* A block of data:

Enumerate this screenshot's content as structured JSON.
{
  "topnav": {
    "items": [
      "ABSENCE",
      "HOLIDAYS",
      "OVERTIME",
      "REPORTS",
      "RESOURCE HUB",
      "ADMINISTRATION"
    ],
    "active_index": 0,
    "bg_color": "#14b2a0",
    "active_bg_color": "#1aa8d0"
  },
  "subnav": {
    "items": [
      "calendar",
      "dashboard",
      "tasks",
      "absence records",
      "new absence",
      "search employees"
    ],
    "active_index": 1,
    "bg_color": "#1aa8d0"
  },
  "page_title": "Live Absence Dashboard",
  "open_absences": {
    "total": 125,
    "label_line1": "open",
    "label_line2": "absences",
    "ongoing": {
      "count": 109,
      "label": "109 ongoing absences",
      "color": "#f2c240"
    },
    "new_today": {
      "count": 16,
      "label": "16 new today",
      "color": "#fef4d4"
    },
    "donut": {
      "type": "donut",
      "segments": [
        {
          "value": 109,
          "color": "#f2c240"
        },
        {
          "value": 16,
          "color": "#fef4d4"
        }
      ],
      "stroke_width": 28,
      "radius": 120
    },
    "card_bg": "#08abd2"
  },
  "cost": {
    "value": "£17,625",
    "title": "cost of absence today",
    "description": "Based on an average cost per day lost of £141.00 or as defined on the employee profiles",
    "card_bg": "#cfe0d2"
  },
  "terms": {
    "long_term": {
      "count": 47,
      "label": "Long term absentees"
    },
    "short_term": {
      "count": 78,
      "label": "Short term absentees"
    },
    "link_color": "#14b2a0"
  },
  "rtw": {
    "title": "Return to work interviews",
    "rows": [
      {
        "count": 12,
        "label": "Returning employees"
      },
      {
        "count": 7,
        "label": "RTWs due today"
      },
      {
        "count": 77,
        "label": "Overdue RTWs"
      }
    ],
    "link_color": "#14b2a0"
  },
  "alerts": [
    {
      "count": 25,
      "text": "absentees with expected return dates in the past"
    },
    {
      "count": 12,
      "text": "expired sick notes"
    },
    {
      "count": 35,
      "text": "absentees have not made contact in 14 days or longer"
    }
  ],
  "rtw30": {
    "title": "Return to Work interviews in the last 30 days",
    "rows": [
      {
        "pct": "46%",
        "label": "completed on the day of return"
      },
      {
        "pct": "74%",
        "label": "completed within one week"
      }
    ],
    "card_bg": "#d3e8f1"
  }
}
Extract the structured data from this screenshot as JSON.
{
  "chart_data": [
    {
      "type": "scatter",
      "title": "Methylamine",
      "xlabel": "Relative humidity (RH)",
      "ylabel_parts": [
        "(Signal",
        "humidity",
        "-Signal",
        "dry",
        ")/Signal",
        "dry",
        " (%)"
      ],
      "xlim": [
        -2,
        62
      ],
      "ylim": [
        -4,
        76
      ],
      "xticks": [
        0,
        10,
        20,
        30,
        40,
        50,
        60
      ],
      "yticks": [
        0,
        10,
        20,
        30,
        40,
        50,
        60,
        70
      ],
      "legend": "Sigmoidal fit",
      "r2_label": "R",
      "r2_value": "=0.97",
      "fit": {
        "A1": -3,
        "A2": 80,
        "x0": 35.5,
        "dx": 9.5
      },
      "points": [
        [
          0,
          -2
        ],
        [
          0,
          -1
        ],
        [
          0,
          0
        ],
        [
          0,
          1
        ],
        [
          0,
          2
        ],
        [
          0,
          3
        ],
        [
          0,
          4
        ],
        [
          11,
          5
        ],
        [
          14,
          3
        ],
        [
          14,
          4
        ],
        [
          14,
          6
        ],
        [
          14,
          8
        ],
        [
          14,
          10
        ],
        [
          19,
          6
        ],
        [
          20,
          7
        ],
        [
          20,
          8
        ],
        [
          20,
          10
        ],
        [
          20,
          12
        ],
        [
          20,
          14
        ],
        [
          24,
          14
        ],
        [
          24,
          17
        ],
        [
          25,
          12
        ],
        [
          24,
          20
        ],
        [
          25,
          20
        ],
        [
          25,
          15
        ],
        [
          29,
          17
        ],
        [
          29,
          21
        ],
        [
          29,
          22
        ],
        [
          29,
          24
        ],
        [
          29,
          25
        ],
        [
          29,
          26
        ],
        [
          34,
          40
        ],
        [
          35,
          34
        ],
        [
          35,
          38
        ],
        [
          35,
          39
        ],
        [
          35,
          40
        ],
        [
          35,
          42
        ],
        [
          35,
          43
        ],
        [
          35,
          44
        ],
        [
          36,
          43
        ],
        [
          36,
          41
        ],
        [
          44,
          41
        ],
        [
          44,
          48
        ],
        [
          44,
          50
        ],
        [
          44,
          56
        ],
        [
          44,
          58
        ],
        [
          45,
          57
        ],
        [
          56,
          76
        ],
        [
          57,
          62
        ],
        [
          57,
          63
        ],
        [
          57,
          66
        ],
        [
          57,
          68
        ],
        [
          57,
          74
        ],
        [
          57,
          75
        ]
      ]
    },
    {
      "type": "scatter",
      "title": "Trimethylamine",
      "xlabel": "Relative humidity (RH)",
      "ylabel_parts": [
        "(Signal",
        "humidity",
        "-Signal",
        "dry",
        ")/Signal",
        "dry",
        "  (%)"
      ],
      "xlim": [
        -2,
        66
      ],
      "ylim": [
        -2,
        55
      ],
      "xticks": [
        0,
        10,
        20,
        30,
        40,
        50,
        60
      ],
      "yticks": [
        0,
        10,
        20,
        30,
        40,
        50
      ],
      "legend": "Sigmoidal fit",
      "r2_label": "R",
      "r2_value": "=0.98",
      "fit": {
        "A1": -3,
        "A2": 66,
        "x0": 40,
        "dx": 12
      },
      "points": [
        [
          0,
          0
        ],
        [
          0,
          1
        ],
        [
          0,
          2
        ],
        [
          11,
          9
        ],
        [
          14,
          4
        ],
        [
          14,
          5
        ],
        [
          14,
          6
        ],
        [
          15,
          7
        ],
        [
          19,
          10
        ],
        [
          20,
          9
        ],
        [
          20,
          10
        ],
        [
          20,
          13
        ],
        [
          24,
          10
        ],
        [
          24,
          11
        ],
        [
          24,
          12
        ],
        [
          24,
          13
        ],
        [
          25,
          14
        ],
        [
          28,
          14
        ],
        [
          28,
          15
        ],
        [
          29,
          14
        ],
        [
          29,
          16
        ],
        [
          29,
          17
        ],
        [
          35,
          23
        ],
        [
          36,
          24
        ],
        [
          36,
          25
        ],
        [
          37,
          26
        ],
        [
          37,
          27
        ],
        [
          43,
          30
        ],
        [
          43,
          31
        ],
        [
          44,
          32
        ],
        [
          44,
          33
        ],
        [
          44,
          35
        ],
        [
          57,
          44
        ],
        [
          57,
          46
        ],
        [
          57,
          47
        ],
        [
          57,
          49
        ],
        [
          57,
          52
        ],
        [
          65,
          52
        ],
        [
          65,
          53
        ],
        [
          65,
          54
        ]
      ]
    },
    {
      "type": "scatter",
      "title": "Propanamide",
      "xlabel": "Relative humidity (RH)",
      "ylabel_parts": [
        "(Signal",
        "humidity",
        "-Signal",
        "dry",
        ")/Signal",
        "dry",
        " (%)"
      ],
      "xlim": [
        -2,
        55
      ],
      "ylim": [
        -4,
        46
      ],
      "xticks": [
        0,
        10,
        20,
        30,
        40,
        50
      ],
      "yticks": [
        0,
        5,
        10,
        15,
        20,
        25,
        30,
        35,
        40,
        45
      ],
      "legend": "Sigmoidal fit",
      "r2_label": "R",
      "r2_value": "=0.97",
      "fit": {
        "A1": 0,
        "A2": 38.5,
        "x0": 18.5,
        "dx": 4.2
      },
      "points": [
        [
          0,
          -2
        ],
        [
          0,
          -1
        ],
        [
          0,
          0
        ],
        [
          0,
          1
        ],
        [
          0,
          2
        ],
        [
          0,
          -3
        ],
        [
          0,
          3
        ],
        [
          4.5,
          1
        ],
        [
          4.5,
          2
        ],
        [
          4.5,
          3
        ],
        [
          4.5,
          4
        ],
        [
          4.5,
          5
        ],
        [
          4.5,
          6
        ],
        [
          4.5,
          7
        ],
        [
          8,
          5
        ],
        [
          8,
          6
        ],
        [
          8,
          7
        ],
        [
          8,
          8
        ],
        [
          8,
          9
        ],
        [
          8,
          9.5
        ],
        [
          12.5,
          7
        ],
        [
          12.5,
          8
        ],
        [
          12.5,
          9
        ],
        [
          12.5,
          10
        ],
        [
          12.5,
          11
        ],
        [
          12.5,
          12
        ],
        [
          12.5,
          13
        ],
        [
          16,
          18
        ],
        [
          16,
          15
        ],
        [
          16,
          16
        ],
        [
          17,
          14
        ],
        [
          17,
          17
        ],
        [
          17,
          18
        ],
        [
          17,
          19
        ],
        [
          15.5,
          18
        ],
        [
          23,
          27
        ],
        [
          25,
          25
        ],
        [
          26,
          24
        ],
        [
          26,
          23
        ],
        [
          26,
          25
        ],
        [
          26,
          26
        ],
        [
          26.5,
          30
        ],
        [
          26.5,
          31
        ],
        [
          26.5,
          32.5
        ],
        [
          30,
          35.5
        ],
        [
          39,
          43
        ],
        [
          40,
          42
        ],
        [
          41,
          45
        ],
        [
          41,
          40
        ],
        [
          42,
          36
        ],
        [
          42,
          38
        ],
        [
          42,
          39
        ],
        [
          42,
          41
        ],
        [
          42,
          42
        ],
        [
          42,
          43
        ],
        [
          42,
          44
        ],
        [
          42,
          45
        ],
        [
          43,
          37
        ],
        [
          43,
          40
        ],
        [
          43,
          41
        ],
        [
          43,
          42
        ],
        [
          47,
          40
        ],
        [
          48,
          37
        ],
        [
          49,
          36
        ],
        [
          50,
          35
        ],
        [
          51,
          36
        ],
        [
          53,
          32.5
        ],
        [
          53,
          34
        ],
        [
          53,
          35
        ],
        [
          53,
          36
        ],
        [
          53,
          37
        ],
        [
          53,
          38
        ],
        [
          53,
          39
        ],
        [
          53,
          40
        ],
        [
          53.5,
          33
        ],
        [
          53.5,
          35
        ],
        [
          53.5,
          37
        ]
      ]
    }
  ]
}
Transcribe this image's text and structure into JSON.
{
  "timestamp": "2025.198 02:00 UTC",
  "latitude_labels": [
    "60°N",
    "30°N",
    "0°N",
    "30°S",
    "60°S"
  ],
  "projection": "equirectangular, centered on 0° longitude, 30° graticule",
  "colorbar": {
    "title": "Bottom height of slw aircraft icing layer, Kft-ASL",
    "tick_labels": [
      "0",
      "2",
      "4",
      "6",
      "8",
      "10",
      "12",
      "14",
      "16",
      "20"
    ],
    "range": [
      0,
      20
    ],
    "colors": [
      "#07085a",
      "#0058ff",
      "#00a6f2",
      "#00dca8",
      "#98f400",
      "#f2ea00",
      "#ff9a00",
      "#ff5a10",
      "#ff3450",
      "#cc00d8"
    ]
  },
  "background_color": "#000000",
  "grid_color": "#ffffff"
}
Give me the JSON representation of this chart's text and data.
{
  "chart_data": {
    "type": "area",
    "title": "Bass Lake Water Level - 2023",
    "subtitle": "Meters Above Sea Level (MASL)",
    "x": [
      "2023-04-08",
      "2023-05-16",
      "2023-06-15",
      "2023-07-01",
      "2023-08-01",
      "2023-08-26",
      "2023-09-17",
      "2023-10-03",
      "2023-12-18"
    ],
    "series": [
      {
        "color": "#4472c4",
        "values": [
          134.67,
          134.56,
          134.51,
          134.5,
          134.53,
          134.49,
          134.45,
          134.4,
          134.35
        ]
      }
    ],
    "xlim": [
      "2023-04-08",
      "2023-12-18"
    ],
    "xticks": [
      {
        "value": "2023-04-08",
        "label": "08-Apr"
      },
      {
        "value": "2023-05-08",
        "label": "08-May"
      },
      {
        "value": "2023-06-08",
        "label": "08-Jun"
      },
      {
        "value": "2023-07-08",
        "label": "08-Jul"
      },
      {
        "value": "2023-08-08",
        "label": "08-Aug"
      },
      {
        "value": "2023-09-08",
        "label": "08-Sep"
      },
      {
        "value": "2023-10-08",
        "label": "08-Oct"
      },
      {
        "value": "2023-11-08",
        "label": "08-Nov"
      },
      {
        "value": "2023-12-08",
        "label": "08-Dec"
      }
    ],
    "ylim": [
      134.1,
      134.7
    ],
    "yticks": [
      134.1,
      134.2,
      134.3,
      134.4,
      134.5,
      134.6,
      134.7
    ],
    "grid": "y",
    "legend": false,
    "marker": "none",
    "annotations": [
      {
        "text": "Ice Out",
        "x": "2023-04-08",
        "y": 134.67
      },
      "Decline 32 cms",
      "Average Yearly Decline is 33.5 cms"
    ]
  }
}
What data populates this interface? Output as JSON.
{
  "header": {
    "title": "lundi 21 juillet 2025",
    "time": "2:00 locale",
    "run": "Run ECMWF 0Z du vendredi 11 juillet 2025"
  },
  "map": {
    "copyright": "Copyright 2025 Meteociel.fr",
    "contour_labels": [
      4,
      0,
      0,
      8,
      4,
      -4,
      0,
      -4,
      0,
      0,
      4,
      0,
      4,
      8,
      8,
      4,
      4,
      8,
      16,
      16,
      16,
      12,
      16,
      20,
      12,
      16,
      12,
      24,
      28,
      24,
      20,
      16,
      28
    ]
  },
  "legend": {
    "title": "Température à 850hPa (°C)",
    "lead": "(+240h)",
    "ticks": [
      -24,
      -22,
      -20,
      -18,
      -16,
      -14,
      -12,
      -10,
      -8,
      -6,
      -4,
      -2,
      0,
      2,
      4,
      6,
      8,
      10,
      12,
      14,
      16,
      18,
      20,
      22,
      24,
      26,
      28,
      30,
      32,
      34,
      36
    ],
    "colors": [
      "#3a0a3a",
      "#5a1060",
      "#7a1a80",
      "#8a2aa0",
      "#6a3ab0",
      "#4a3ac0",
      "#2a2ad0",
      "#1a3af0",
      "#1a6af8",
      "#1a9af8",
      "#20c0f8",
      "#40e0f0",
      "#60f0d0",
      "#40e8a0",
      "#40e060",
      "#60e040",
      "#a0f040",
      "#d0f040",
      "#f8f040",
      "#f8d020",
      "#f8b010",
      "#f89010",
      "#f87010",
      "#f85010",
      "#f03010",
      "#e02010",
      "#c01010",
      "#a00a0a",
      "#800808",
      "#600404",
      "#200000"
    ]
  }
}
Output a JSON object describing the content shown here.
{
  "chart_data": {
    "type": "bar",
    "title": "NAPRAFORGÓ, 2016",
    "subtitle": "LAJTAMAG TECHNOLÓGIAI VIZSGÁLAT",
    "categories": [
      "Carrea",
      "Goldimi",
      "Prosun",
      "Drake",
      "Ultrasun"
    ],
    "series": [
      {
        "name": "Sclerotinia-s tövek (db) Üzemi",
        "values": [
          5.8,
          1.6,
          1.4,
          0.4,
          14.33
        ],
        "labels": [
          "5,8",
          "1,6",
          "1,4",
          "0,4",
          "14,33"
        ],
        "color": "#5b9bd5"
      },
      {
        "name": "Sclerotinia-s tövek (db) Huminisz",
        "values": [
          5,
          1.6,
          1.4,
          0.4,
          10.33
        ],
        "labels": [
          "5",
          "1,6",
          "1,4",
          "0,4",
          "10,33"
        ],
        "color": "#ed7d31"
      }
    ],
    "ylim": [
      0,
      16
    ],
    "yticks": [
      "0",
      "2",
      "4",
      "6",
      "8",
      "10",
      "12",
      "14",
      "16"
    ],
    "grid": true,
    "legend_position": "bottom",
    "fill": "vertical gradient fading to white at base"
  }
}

* Request: Pick out the lines containing the string "this" and show them.

* Written solution:
Enumerate this screenshot's content as structured JSON.
Extract the structured data from this screenshot as JSON.
Transcribe this image's text and structure into JSON.
Give me the JSON representation of this chart's text and data.
What data populates this interface? Output as JSON.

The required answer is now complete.